# Task directions
Nothing should be left out: output all of the entries exactly.

Start of Listed records

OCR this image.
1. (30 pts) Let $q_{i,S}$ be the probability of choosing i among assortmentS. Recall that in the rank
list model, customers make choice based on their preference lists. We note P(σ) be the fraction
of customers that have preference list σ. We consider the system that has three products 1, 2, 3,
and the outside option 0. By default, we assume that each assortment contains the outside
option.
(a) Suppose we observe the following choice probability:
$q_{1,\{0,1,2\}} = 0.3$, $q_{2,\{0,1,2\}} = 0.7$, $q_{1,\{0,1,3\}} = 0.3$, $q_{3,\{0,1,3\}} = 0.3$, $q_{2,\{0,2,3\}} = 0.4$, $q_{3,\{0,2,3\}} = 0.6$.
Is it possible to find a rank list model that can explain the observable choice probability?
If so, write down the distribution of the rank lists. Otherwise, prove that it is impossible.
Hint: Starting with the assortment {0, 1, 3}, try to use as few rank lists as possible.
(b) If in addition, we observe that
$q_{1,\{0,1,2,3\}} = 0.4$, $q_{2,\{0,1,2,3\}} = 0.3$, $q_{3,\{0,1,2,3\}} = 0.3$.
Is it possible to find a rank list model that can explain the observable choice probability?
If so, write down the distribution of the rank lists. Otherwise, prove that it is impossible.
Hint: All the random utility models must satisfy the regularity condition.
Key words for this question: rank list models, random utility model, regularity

End of Listed records

# The result
OCR this image.
1. (30 pts) Let $q_{i,S}$ be the probability of choosing i among assortmentS. Recall that in the rank
list model, customers make choice based on their preference lists. We note P(σ) be the fraction
of customers that have preference list σ. We consider the system that has three products 1, 2, 3,
and the outside option 0. By default, we assume that each assortment contains the outside
option.
(a) Suppose we observe the following choice probability:
$q_{1,\{0,1,2\}} = 0.3$, $q_{2,\{0,1,2\}} = 0.7$, $q_{1,\{0,1,3\}} = 0.3$, $q_{3,\{0,1,3\}} = 0.3$, $q_{2,\{0,2,3\}} = 0.4$, $q_{3,\{0,2,3\}} = 0.6$.
Is it possible to find a rank list model that can explain the observable choice probability?
If so, write down the distribution of the rank lists. Otherwise, prove that it is impossible.
Hint: Starting with the assortment {0, 1, 3}, try to use as few rank lists as possible.
(b) If in addition, we observe that
$q_{1,\{0,1,2,3\}} = 0.4$, $q_{2,\{0,1,2,3\}} = 0.3$, $q_{3,\{0,1,2,3\}} = 0.3$.
Is it possible to find a rank list model that can explain the observable choice probability?
If so, write down the distribution of the rank lists. Otherwise, prove that it is impossible.
Hint: All the random utility models must satisfy the regularity condition.
Key words for this question: rank list models, random utility model, regularity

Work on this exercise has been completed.